— Description of the task —
Read the records below and copy each line that contains "occur".

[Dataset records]
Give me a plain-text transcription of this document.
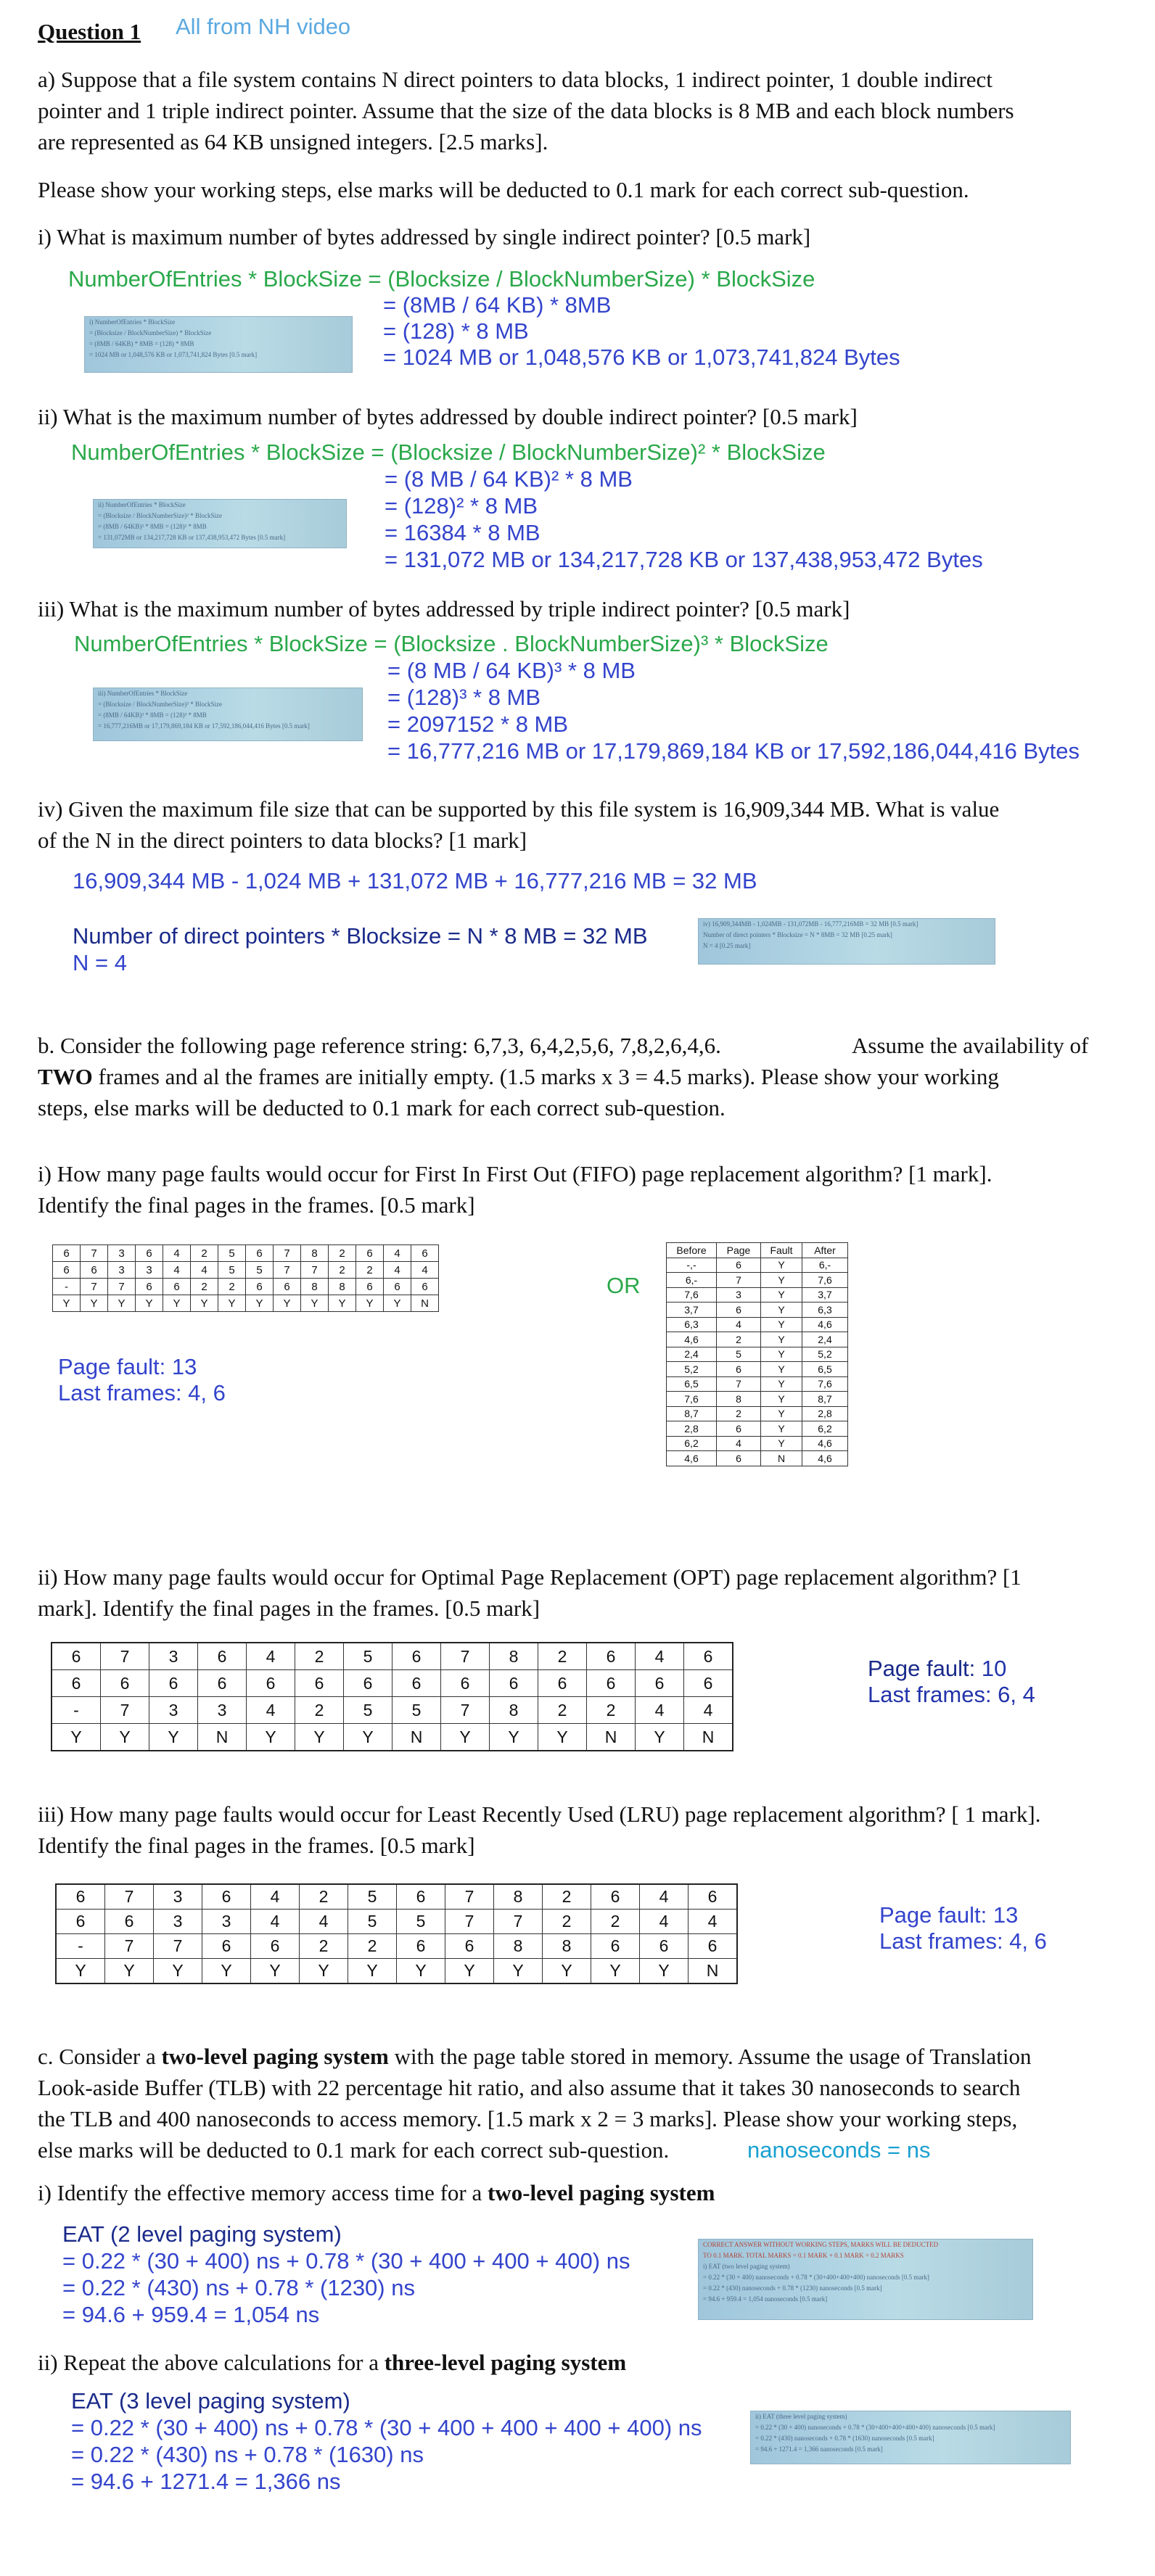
Question 1 All from NH video
a) Suppose that a file system contains N direct pointers to data blocks, 1 indirect pointer, 1 double indirect
pointer and 1 triple indirect pointer. Assume that the size of the data blocks is 8 MB and each block numbers
are represented as 64 KB unsigned integers. [2.5 marks].
Please show your working steps, else marks will be deducted to 0.1 mark for each correct sub-question.
i) What is maximum number of bytes addressed by single indirect pointer? [0.5 mark]
NumberOfEntries * BlockSize = (Blocksize / BlockNumberSize) * BlockSize
= (8MB / 64 KB) * 8MB
= (128) * 8 MB
= 1024 MB or 1,048,576 KB or 1,073,741,824 Bytes
i) NumberOfEntries * BlockSize
= (Blocksize / BlockNumberSize) * BlockSize
= (8MB / 64KB) * 8MB = (128) * 8MB
= 1024 MB or 1,048,576 KB or 1,073,741,824 Bytes [0.5 mark]
ii) What is the maximum number of bytes addressed by double indirect pointer? [0.5 mark]
NumberOfEntries * BlockSize = (Blocksize / BlockNumberSize)² * BlockSize
= (8 MB / 64 KB)² * 8 MB
= (128)² * 8 MB
= 16384 * 8 MB
= 131,072 MB or 134,217,728 KB or 137,438,953,472 Bytes
ii) NumberOfEntries * BlockSize
= (Blocksize / BlockNumberSize)² * BlockSize
= (8MB / 64KB)² * 8MB = (128)² * 8MB
= 131,072MB or 134,217,728 KB or 137,438,953,472 Bytes [0.5 mark]
iii) What is the maximum number of bytes addressed by triple indirect pointer? [0.5 mark]
NumberOfEntries * BlockSize = (Blocksize . BlockNumberSize)³ * BlockSize
= (8 MB / 64 KB)³ * 8 MB
= (128)³ * 8 MB
= 2097152 * 8 MB
= 16,777,216 MB or 17,179,869,184 KB or 17,592,186,044,416 Bytes
iii) NumberOfEntries * BlockSize
= (Blocksize / BlockNumberSize)³ * BlockSize
= (8MB / 64KB)³ * 8MB = (128)³ * 8MB
= 16,777,216MB or 17,179,869,184 KB or 17,592,186,044,416 Bytes [0.5 mark]
iv) Given the maximum file size that can be supported by this file system is 16,909,344 MB. What is value
of the N in the direct pointers to data blocks? [1 mark]
16,909,344 MB - 1,024 MB + 131,072 MB + 16,777,216 MB = 32 MB
Number of direct pointers * Blocksize = N * 8 MB = 32 MB
N = 4
iv) 16,909,344MB - 1,024MB - 131,072MB - 16,777,216MB = 32 MB [0.5 mark]
Number of direct pointers * Blocksize = N * 8MB = 32 MB [0.25 mark]
N = 4 [0.25 mark]
b. Consider the following page reference string: 6,7,3, 6,4,2,5,6, 7,8,2,6,4,6.	Assume the availability of
TWO frames and al the frames are initially empty. (1.5 marks x 3 = 4.5 marks). Please show your working
steps, else marks will be deducted to 0.1 mark for each correct sub-question.
i) How many page faults would occur for First In First Out (FIFO) page replacement algorithm? [1 mark].
Identify the final pages in the frames. [0.5 mark]
6	7	3	6	4	2	5	6	7	8	2	6	4	6
6	6	3	3	4	4	5	5	7	7	2	2	4	4
-	7	7	6	6	2	2	6	6	8	8	6	6	6
Y	Y	Y	Y	Y	Y	Y	Y	Y	Y	Y	Y	Y	N
OR
Before	Page	Fault	After
-,-	6	Y	6,-
6,-	7	Y	7,6
7,6	3	Y	3,7
3,7	6	Y	6,3
6,3	4	Y	4,6
4,6	2	Y	2,4
2,4	5	Y	5,2
5,2	6	Y	6,5
6,5	7	Y	7,6
7,6	8	Y	8,7
8,7	2	Y	2,8
2,8	6	Y	6,2
6,2	4	Y	4,6
4,6	6	N	4,6
Page fault: 13
Last frames: 4, 6
ii) How many page faults would occur for Optimal Page Replacement (OPT) page replacement algorithm? [1
mark]. Identify the final pages in the frames. [0.5 mark]
6	7	3	6	4	2	5	6	7	8	2	6	4	6
6	6	6	6	6	6	6	6	6	6	6	6	6	6
-	7	3	3	4	2	5	5	7	8	2	2	4	4
Y	Y	Y	N	Y	Y	Y	N	Y	Y	Y	N	Y	N
Page fault: 10
Last frames: 6, 4
iii) How many page faults would occur for Least Recently Used (LRU) page replacement algorithm? [ 1 mark].
Identify the final pages in the frames. [0.5 mark]
6	7	3	6	4	2	5	6	7	8	2	6	4	6
6	6	3	3	4	4	5	5	7	7	2	2	4	4
-	7	7	6	6	2	2	6	6	8	8	6	6	6
Y	Y	Y	Y	Y	Y	Y	Y	Y	Y	Y	Y	Y	N
Page fault: 13
Last frames: 4, 6
c. Consider a two-level paging system with the page table stored in memory. Assume the usage of Translation
Look-aside Buffer (TLB) with 22 percentage hit ratio, and also assume that it takes 30 nanoseconds to search
the TLB and 400 nanoseconds to access memory. [1.5 mark x 2 = 3 marks]. Please show your working steps,
else marks will be deducted to 0.1 mark for each correct sub-question.	nanoseconds = ns
i) Identify the effective memory access time for a two-level paging system
EAT (2 level paging system)
= 0.22 * (30 + 400) ns + 0.78 * (30 + 400 + 400 + 400) ns
= 0.22 * (430) ns + 0.78 * (1230) ns
= 94.6 + 959.4 = 1,054 ns
CORRECT ANSWER WITHOUT WORKING STEPS, MARKS WILL BE DEDUCTED
TO 0.1 MARK. TOTAL MARKS = 0.1 MARK + 0.1 MARK = 0.2 MARKS
i) EAT (two level paging system)
= 0.22 * (30 + 400) nanoseconds + 0.78 * (30+400+400+400) nanoseconds [0.5 mark]
= 0.22 * (430) nanoseconds + 0.78 * (1230) nanoseconds [0.5 mark]
= 94.6 + 959.4 = 1,054 nanoseconds [0.5 mark]
ii) Repeat the above calculations for a three-level paging system
EAT (3 level paging system)
= 0.22 * (30 + 400) ns + 0.78 * (30 + 400 + 400 + 400 + 400) ns
= 0.22 * (430) ns + 0.78 * (1630) ns
= 94.6 + 1271.4 = 1,366 ns
ii) EAT (three level paging system)
= 0.22 * (30 + 400) nanoseconds + 0.78 * (30+400+400+400+400) nanoseconds [0.5 mark]
= 0.22 * (430) nanoseconds + 0.78 * (1630) nanoseconds [0.5 mark]
= 94.6 + 1271.4 = 1,366 nanoseconds [0.5 mark]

— Expected output —
i) How many page faults would occur for First In First Out (FIFO) page replacement algorithm? [1 mark].
ii) How many page faults would occur for Optimal Page Replacement (OPT) page replacement algorithm? [1
iii) How many page faults would occur for Least Recently Used (LRU) page replacement algorithm? [ 1 mark].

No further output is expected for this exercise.